Exercise input |
- - - -
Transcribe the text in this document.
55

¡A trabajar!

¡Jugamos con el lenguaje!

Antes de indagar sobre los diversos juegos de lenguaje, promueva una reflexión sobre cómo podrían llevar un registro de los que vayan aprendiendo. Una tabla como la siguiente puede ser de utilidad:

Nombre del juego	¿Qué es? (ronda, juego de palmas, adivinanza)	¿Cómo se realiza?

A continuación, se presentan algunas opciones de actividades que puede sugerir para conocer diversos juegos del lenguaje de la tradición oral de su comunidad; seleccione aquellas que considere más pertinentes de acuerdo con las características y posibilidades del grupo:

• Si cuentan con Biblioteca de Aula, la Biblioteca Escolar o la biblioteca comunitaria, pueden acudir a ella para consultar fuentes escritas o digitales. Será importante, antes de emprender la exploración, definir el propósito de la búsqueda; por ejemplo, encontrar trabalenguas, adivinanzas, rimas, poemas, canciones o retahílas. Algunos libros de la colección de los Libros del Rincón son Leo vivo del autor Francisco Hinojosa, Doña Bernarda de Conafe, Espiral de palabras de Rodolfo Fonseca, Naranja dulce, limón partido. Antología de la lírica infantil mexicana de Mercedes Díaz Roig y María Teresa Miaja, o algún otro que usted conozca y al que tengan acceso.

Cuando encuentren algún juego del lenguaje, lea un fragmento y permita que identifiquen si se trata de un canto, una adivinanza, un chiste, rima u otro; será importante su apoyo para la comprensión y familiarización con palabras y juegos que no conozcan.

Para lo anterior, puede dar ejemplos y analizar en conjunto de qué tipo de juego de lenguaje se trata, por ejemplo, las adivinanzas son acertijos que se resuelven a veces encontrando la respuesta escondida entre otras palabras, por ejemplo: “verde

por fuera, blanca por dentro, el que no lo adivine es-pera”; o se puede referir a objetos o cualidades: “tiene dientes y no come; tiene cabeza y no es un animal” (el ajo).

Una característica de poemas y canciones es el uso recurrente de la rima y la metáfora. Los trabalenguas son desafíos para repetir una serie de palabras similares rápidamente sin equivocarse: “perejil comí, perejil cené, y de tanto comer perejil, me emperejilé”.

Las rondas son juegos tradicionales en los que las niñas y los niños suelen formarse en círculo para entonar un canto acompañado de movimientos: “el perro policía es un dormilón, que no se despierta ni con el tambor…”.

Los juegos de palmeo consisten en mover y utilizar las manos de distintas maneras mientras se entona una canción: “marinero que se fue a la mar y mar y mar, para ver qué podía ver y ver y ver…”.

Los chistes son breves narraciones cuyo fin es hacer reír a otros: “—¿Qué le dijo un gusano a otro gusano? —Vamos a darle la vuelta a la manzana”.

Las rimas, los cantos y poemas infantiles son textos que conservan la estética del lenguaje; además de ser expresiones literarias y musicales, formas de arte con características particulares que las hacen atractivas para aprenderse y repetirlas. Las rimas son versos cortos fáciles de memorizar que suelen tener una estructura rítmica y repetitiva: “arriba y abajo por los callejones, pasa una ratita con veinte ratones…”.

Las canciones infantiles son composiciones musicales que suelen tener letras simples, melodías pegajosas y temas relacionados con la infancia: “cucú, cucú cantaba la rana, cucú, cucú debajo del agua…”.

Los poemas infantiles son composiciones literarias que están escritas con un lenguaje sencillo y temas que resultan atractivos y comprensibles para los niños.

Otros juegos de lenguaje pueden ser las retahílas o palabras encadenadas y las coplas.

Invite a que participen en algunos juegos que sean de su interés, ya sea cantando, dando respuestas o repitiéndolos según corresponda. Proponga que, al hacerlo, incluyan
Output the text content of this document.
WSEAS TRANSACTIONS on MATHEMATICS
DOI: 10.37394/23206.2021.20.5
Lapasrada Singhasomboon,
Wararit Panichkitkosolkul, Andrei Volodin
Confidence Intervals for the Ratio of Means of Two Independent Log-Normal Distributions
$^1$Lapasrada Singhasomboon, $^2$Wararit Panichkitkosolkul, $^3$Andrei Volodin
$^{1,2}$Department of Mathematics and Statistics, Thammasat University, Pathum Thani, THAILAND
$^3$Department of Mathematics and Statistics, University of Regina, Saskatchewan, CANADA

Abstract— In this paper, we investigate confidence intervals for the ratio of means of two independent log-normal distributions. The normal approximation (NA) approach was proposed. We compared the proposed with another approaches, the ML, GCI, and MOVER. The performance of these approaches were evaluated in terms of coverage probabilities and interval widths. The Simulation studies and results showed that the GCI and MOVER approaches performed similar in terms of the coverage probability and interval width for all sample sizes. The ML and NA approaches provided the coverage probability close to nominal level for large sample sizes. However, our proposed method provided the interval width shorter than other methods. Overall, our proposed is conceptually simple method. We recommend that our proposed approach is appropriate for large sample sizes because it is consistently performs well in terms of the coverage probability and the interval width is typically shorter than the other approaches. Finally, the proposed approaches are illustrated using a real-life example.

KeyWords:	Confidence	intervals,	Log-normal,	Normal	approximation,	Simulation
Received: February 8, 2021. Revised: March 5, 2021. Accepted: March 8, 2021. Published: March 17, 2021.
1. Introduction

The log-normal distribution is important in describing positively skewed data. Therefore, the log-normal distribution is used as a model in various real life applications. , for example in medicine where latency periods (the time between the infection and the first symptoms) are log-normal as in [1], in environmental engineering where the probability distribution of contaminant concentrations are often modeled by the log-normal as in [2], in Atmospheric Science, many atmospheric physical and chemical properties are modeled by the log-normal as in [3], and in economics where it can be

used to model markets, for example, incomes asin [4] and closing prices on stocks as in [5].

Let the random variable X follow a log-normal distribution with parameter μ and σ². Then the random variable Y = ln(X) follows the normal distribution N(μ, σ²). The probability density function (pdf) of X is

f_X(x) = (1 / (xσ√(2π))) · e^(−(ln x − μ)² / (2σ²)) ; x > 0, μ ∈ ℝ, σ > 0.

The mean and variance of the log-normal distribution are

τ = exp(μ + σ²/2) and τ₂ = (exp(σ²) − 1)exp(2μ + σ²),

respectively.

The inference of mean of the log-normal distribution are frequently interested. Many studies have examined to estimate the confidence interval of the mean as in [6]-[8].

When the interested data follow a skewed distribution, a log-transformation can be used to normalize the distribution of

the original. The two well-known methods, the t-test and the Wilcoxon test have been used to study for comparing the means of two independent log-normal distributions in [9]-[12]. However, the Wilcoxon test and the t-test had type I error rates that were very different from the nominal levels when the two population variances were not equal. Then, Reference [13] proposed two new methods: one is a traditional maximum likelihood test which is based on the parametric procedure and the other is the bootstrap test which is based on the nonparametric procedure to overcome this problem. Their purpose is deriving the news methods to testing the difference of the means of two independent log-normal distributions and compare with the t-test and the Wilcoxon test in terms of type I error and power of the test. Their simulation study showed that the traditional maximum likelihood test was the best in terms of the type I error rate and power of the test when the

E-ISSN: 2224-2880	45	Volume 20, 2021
- - - -
Task goal | Pull out every line holding "Panichkitkosolkul" from the records above, and copy it.

Exercise output |
Wararit Panichkitkosolkul, Andrei Volodin
$^1$Lapasrada Singhasomboon, $^2$Wararit Panichkitkosolkul, $^3$Andrei Volodin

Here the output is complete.